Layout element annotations

**********

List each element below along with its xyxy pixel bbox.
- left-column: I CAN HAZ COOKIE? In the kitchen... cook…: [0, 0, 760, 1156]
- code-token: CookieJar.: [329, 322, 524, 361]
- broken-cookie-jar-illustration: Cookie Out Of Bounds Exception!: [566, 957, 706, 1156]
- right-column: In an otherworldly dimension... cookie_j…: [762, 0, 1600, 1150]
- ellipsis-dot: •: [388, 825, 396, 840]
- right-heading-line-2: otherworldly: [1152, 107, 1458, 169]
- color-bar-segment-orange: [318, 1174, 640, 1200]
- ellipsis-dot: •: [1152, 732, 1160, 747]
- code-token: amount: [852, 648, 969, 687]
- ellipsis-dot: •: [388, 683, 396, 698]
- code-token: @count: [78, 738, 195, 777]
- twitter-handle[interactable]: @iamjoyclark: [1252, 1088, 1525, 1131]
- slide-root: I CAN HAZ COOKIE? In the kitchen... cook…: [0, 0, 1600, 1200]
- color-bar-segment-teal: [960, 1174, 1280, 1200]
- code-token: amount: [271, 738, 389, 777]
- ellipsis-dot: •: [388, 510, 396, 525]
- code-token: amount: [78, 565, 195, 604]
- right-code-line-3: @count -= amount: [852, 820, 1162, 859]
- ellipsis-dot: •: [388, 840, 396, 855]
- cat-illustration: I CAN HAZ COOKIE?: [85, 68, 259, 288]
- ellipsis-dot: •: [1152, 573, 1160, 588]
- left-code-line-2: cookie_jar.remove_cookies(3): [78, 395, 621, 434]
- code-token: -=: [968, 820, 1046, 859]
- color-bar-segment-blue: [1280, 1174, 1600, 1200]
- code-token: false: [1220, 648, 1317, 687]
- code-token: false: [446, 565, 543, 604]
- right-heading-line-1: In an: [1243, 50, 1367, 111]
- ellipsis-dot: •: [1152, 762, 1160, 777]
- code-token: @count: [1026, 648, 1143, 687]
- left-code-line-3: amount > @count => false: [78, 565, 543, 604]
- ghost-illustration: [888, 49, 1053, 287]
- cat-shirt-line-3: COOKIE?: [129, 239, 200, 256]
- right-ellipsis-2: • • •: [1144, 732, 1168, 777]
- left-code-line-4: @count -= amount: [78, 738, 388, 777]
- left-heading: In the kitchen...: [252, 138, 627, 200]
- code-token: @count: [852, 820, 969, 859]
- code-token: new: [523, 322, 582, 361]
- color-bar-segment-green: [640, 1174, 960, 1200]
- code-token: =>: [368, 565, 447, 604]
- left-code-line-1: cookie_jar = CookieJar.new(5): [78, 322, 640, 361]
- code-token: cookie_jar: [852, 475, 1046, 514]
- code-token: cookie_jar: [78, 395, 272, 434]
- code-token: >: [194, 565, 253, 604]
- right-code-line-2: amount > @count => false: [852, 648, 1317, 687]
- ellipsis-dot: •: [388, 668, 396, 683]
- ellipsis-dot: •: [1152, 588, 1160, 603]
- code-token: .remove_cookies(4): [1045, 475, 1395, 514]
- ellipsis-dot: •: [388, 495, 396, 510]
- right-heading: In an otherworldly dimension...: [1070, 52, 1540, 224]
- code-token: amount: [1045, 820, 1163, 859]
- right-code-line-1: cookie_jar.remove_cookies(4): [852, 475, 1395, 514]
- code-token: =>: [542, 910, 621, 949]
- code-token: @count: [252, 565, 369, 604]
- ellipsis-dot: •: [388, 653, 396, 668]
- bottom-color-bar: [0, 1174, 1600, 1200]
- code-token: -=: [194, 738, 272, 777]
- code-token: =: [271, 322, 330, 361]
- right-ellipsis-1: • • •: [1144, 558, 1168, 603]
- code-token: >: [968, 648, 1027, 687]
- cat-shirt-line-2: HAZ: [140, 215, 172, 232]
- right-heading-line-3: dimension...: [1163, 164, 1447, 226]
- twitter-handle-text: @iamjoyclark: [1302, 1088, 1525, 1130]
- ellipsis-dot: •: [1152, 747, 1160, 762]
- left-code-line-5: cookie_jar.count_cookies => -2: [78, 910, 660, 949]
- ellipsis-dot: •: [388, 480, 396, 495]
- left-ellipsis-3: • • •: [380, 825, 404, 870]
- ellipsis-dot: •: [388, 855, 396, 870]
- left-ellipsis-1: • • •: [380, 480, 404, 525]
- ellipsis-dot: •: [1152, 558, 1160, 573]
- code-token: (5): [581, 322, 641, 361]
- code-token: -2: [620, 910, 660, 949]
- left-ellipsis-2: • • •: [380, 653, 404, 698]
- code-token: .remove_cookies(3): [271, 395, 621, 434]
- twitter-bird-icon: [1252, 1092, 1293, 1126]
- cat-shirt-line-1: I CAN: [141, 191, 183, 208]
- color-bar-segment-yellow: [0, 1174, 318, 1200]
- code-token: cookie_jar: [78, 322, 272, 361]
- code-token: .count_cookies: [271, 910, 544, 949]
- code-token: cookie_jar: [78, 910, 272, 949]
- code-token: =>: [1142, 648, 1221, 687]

**********

**Given exercise**. Show every line of the records that contains the string "handle", matching case.

**Solved problem**.
- twitter-handle[interactable]: @iamjoyclark: [1252, 1088, 1525, 1131]
- twitter-handle-text: @iamjoyclark: [1302, 1088, 1525, 1130]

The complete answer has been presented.